- DIRECTIVE: All lines in the data bearing the string "grijs" should be identified and copied.

Recorded data:
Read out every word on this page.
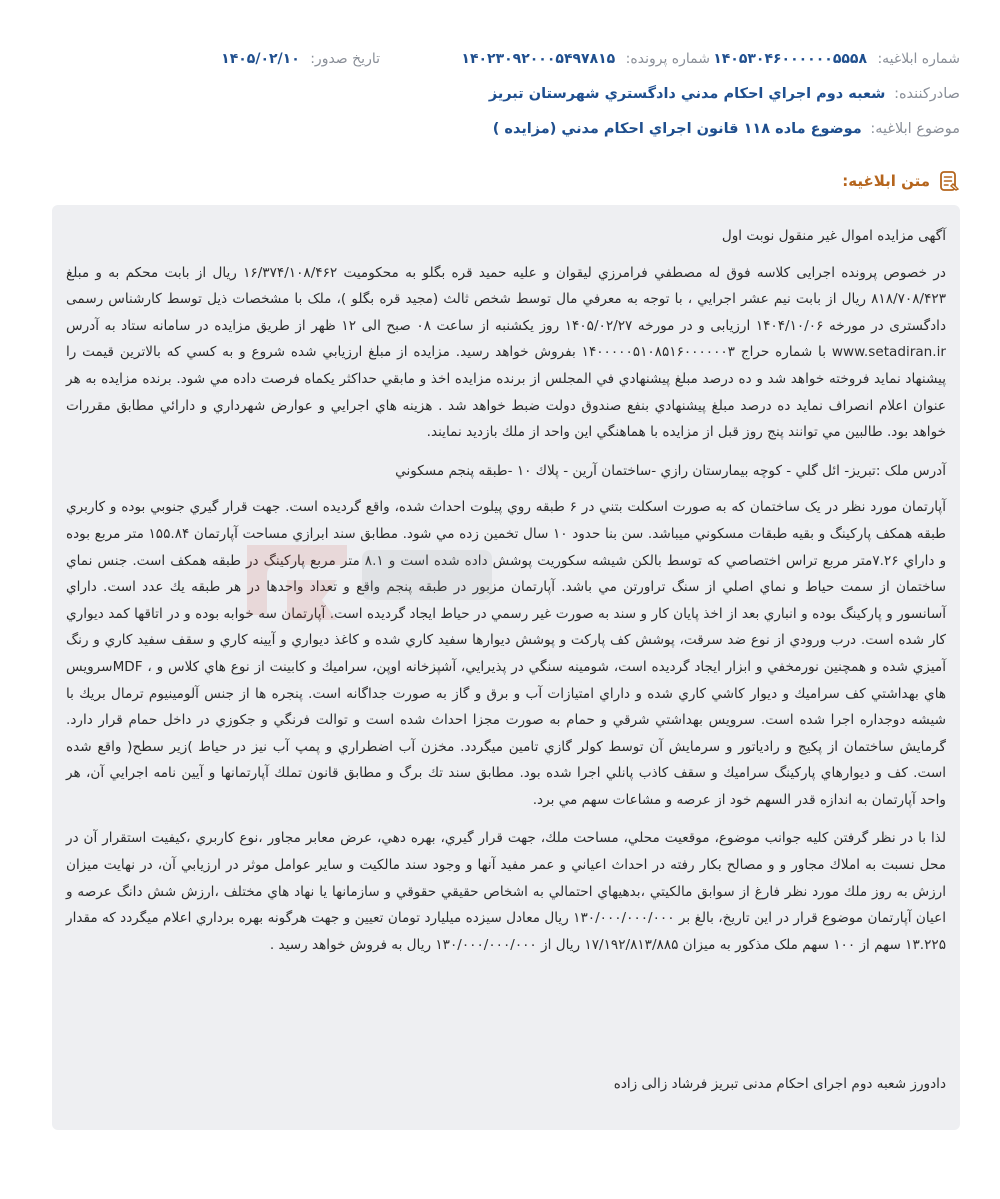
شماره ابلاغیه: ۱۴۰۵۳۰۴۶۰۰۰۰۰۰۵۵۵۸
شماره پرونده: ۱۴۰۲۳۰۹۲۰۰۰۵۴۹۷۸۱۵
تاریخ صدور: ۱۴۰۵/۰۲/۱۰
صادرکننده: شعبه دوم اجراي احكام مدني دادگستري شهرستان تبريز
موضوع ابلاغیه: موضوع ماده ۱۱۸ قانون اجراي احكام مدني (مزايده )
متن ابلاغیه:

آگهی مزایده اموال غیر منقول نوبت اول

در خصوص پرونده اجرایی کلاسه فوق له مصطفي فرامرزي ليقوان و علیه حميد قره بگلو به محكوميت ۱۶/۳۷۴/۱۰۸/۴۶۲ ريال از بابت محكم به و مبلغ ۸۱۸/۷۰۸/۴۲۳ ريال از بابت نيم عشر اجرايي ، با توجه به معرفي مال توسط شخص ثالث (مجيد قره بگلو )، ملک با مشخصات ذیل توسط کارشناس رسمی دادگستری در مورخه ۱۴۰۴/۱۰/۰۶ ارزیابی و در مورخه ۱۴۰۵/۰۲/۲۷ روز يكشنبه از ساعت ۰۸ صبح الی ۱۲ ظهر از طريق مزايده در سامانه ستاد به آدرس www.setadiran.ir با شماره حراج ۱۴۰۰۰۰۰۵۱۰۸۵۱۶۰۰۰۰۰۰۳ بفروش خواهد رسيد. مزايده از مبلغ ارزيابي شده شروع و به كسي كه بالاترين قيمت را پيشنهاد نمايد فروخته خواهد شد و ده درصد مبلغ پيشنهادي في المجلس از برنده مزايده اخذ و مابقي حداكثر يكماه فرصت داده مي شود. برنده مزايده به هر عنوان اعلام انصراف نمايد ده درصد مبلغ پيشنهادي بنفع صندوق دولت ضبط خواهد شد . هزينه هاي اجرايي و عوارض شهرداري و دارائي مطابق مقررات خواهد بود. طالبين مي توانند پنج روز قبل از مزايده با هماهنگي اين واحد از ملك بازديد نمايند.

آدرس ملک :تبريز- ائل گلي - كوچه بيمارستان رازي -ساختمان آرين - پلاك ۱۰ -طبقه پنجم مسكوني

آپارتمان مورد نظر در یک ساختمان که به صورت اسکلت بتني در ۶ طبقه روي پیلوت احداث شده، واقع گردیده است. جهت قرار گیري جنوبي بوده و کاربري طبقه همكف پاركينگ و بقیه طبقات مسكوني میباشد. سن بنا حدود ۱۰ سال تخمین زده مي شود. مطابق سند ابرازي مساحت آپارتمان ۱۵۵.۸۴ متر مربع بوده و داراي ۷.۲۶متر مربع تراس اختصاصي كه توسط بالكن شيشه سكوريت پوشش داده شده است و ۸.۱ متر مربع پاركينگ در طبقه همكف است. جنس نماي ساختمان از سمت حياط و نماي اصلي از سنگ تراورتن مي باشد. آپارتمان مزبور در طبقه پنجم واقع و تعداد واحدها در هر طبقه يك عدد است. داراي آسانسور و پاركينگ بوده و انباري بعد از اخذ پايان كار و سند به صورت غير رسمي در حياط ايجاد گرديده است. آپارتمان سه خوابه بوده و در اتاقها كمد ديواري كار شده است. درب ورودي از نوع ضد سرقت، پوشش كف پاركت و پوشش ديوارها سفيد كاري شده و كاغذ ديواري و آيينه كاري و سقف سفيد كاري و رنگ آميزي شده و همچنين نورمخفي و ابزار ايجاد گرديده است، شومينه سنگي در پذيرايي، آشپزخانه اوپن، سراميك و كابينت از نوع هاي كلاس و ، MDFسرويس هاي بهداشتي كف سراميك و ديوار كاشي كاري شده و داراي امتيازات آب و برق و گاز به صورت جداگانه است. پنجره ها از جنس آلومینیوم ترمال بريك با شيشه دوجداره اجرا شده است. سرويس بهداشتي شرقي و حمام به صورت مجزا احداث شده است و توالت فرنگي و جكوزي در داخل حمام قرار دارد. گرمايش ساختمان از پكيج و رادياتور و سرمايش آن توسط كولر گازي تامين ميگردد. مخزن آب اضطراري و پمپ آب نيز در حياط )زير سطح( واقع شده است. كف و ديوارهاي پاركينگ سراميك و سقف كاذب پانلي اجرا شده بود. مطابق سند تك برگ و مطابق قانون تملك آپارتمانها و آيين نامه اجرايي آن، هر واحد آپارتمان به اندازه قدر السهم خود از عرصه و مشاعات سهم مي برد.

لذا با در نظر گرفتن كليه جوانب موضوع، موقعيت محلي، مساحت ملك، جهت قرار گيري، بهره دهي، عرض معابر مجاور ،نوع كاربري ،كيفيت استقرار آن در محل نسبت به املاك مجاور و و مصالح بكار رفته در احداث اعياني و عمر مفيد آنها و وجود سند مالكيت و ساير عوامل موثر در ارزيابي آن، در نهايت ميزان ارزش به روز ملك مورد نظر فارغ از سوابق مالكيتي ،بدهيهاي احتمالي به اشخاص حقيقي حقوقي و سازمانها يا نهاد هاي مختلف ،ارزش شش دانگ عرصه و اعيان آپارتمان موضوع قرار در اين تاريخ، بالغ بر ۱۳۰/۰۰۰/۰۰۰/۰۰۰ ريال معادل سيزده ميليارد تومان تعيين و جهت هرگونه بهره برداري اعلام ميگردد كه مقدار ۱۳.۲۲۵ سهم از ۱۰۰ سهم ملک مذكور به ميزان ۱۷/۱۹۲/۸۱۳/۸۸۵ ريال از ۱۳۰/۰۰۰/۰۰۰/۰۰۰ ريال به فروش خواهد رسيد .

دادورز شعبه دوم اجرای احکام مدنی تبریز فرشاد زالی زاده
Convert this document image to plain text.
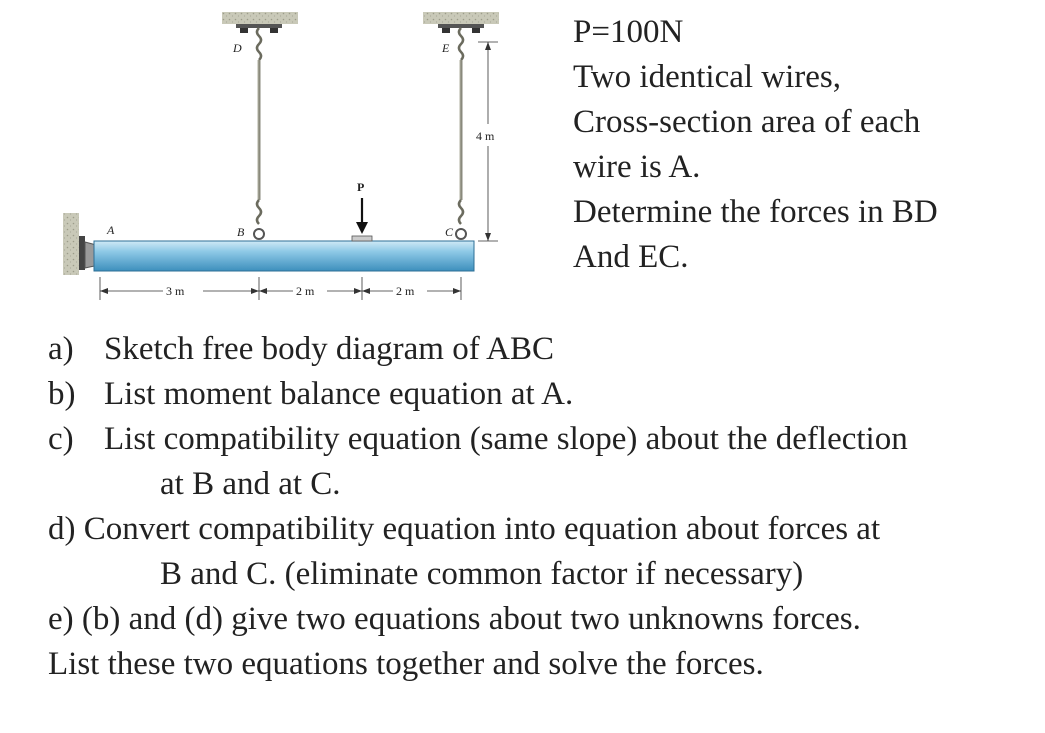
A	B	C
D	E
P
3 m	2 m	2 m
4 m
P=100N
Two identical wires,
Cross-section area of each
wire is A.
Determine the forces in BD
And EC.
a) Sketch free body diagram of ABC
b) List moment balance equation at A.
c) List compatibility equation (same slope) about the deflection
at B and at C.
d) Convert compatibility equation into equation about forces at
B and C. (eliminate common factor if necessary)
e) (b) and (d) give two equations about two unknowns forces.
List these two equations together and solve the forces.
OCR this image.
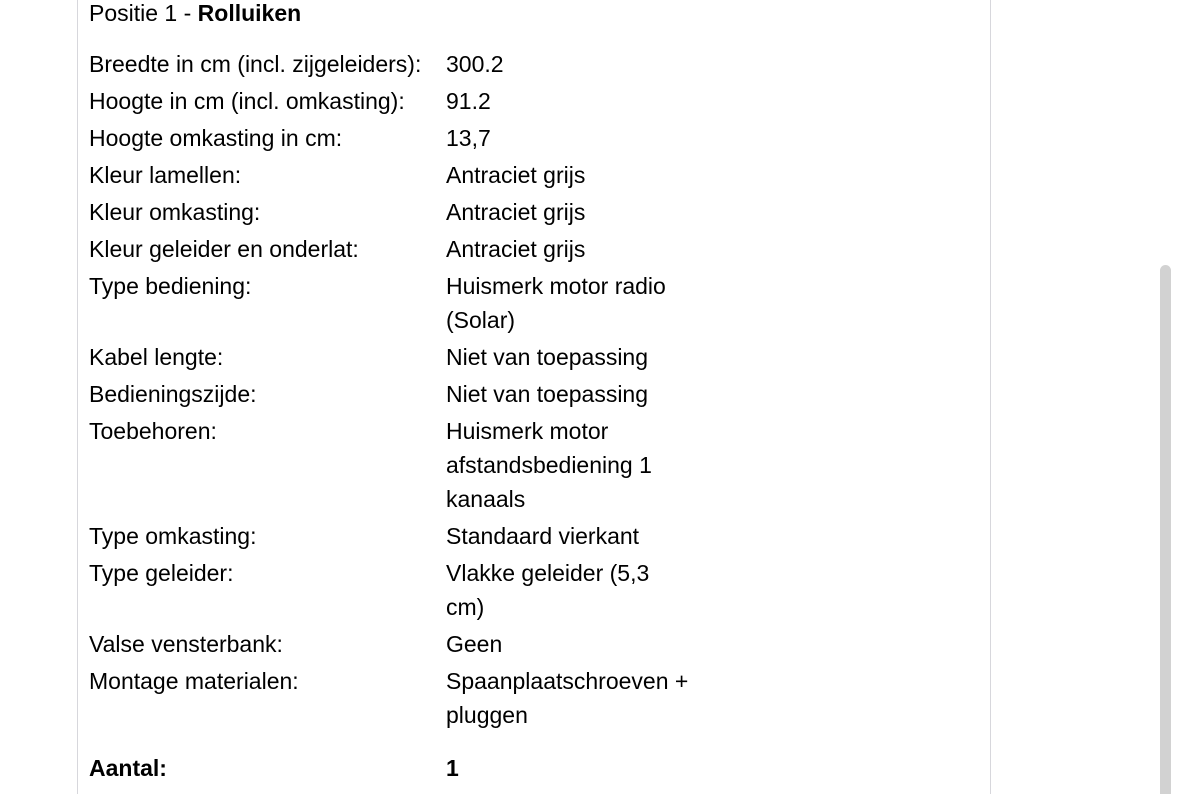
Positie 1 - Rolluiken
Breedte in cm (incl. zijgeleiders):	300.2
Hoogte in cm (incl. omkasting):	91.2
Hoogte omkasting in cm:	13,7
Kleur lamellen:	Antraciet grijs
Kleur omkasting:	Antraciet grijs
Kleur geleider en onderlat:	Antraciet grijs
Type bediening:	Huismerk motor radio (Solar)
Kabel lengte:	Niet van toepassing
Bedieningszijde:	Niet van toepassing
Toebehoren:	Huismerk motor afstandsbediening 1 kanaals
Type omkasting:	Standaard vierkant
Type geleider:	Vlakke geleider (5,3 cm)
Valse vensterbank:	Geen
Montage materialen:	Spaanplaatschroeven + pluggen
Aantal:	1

- CORRECT RESULT:
Kleur lamellen:	Antraciet grijs
Kleur omkasting:	Antraciet grijs
Kleur geleider en onderlat:	Antraciet grijs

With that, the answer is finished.